____ MATERIAL PROVIDED

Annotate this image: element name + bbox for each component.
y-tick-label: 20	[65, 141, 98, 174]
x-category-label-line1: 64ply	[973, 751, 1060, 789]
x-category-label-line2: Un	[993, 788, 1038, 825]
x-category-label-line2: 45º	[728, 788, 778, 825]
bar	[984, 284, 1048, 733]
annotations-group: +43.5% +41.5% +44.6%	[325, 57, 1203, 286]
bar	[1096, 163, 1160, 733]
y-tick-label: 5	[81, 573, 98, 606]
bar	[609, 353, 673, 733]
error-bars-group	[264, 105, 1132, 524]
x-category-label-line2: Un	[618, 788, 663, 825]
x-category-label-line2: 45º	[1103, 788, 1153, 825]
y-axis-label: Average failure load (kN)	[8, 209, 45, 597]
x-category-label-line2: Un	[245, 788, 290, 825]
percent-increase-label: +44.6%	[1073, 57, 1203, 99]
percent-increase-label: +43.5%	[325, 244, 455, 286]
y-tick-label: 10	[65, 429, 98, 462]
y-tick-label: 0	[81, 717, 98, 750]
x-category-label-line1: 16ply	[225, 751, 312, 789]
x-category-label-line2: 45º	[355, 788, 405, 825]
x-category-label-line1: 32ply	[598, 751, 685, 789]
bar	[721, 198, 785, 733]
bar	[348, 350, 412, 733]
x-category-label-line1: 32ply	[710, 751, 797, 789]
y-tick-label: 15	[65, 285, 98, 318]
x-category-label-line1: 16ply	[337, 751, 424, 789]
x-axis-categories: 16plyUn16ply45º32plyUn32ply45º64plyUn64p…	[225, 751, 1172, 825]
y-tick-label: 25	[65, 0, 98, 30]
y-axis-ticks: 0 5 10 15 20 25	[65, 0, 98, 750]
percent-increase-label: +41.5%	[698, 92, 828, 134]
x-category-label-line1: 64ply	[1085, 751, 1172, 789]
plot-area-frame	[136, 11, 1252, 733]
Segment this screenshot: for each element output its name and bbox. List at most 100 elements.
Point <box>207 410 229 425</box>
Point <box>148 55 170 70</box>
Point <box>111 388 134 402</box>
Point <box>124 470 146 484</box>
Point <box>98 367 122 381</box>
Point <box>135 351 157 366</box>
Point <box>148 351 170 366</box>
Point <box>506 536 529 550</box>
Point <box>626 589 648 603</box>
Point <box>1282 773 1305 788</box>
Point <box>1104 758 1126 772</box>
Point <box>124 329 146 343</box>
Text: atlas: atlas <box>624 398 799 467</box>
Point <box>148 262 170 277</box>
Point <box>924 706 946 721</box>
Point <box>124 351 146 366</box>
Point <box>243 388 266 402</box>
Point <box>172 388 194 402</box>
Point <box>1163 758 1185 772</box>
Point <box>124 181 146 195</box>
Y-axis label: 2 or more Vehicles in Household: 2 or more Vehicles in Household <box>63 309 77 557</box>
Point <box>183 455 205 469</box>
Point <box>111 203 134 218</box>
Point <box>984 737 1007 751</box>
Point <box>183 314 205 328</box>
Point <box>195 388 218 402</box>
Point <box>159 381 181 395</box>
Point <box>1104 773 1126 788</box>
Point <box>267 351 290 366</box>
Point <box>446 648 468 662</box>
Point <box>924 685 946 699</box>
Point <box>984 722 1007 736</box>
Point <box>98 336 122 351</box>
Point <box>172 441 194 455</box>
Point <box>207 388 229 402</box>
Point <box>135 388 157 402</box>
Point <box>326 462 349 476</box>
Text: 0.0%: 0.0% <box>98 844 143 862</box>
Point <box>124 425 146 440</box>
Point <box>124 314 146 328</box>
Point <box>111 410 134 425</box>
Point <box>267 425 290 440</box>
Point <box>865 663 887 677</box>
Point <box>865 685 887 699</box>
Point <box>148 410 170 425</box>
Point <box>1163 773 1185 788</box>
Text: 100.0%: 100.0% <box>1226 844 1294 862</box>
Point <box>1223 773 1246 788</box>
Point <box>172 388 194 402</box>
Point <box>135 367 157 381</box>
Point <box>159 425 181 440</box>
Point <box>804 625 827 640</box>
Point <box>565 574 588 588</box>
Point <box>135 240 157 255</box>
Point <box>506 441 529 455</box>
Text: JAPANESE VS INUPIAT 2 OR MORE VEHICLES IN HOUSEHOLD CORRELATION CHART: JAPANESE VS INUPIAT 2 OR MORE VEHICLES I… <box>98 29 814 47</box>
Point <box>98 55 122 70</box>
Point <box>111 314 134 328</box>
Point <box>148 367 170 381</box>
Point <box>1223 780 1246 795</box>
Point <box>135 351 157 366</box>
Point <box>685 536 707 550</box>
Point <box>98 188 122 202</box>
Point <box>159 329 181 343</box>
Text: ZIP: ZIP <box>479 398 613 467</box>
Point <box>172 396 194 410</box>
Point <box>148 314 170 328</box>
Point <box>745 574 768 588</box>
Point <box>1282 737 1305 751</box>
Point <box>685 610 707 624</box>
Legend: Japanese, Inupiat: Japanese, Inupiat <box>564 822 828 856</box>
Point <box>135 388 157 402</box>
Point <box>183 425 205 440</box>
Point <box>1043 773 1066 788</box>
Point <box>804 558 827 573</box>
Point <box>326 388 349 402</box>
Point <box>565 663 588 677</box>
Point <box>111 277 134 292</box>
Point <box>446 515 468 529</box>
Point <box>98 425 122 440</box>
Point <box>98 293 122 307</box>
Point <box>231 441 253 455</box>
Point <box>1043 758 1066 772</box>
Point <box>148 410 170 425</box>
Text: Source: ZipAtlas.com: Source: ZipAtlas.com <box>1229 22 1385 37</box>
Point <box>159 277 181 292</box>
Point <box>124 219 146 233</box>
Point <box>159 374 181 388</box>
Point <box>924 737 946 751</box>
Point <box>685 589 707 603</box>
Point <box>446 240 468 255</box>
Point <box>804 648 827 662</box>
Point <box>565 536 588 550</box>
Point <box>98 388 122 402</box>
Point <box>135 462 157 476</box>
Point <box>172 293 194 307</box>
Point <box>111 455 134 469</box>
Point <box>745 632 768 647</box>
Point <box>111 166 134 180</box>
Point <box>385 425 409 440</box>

________

[STATED EXERCISE] Write out all of the entries above line for line, keeping every character unchanged.

[TASK OUTPUT]
Annotate this image: element name + bbox for each component.
y-tick-label: 20	[65, 141, 98, 174]
x-category-label-line1: 64ply	[973, 751, 1060, 789]
x-category-label-line2: Un	[993, 788, 1038, 825]
x-category-label-line2: 45º	[728, 788, 778, 825]
bar	[984, 284, 1048, 733]
annotations-group: +43.5% +41.5% +44.6%	[325, 57, 1203, 286]
bar	[1096, 163, 1160, 733]
y-tick-label: 5	[81, 573, 98, 606]
bar	[609, 353, 673, 733]
error-bars-group	[264, 105, 1132, 524]
x-category-label-line2: Un	[618, 788, 663, 825]
x-category-label-line2: 45º	[1103, 788, 1153, 825]
y-axis-label: Average failure load (kN)	[8, 209, 45, 597]
x-category-label-line2: Un	[245, 788, 290, 825]
percent-increase-label: +44.6%	[1073, 57, 1203, 99]
percent-increase-label: +43.5%	[325, 244, 455, 286]
y-tick-label: 10	[65, 429, 98, 462]
y-tick-label: 0	[81, 717, 98, 750]
x-category-label-line1: 16ply	[225, 751, 312, 789]
x-category-label-line2: 45º	[355, 788, 405, 825]
x-category-label-line1: 32ply	[598, 751, 685, 789]
bar	[721, 198, 785, 733]
bar	[348, 350, 412, 733]
x-category-label-line1: 32ply	[710, 751, 797, 789]
y-tick-label: 15	[65, 285, 98, 318]
x-category-label-line1: 16ply	[337, 751, 424, 789]
x-axis-categories: 16plyUn16ply45º32plyUn32ply45º64plyUn64p…	[225, 751, 1172, 825]
y-tick-label: 25	[65, 0, 98, 30]
y-axis-ticks: 0 5 10 15 20 25	[65, 0, 98, 750]
percent-increase-label: +41.5%	[698, 92, 828, 134]
x-category-label-line1: 64ply	[1085, 751, 1172, 789]
plot-area-frame	[136, 11, 1252, 733]
Segment this screenshot: for each element output its name and bbox. List at most 100 elements.
Point <box>207 410 229 425</box>
Point <box>148 55 170 70</box>
Point <box>111 388 134 402</box>
Point <box>124 470 146 484</box>
Point <box>98 367 122 381</box>
Point <box>135 351 157 366</box>
Point <box>148 351 170 366</box>
Point <box>506 536 529 550</box>
Point <box>626 589 648 603</box>
Point <box>1282 773 1305 788</box>
Point <box>1104 758 1126 772</box>
Point <box>124 329 146 343</box>
Text: atlas: atlas <box>624 398 799 467</box>
Point <box>148 262 170 277</box>
Point <box>924 706 946 721</box>
Point <box>124 351 146 366</box>
Point <box>243 388 266 402</box>
Point <box>172 388 194 402</box>
Point <box>1163 758 1185 772</box>
Point <box>124 181 146 195</box>
Y-axis label: 2 or more Vehicles in Household: 2 or more Vehicles in Household <box>63 309 77 557</box>
Point <box>183 455 205 469</box>
Point <box>111 203 134 218</box>
Point <box>984 737 1007 751</box>
Point <box>183 314 205 328</box>
Point <box>195 388 218 402</box>
Point <box>159 381 181 395</box>
Point <box>1104 773 1126 788</box>
Point <box>267 351 290 366</box>
Point <box>446 648 468 662</box>
Point <box>924 685 946 699</box>
Point <box>984 722 1007 736</box>
Point <box>98 336 122 351</box>
Point <box>172 441 194 455</box>
Point <box>207 388 229 402</box>
Point <box>135 388 157 402</box>
Point <box>326 462 349 476</box>
Text: 0.0%: 0.0% <box>98 844 143 862</box>
Point <box>124 425 146 440</box>
Point <box>124 314 146 328</box>
Point <box>111 410 134 425</box>
Point <box>267 425 290 440</box>
Point <box>865 663 887 677</box>
Point <box>865 685 887 699</box>
Point <box>148 410 170 425</box>
Point <box>1163 773 1185 788</box>
Text: 100.0%: 100.0% <box>1226 844 1294 862</box>
Point <box>1223 773 1246 788</box>
Point <box>172 388 194 402</box>
Point <box>135 367 157 381</box>
Point <box>159 425 181 440</box>
Point <box>804 625 827 640</box>
Point <box>565 574 588 588</box>
Point <box>135 240 157 255</box>
Point <box>506 441 529 455</box>
Text: JAPANESE VS INUPIAT 2 OR MORE VEHICLES IN HOUSEHOLD CORRELATION CHART: JAPANESE VS INUPIAT 2 OR MORE VEHICLES I… <box>98 29 814 47</box>
Point <box>98 55 122 70</box>
Point <box>111 314 134 328</box>
Point <box>148 367 170 381</box>
Point <box>1223 780 1246 795</box>
Point <box>135 351 157 366</box>
Point <box>685 536 707 550</box>
Point <box>98 188 122 202</box>
Point <box>159 329 181 343</box>
Text: ZIP: ZIP <box>479 398 613 467</box>
Point <box>172 396 194 410</box>
Point <box>148 314 170 328</box>
Point <box>745 574 768 588</box>
Point <box>1282 737 1305 751</box>
Point <box>685 610 707 624</box>
Legend: Japanese, Inupiat: Japanese, Inupiat <box>564 822 828 856</box>
Point <box>135 388 157 402</box>
Point <box>183 425 205 440</box>
Point <box>1043 773 1066 788</box>
Point <box>804 558 827 573</box>
Point <box>326 388 349 402</box>
Point <box>565 663 588 677</box>
Point <box>111 277 134 292</box>
Point <box>446 515 468 529</box>
Point <box>98 425 122 440</box>
Point <box>98 293 122 307</box>
Point <box>231 441 253 455</box>
Point <box>1043 758 1066 772</box>
Point <box>148 410 170 425</box>
Text: Source: ZipAtlas.com: Source: ZipAtlas.com <box>1229 22 1385 37</box>
Point <box>159 277 181 292</box>
Point <box>124 219 146 233</box>
Point <box>159 374 181 388</box>
Point <box>924 737 946 751</box>
Point <box>685 589 707 603</box>
Point <box>446 240 468 255</box>
Point <box>804 648 827 662</box>
Point <box>565 536 588 550</box>
Point <box>98 388 122 402</box>
Point <box>135 462 157 476</box>
Point <box>172 293 194 307</box>
Point <box>111 455 134 469</box>
Point <box>745 632 768 647</box>
Point <box>111 166 134 180</box>
Point <box>385 425 409 440</box>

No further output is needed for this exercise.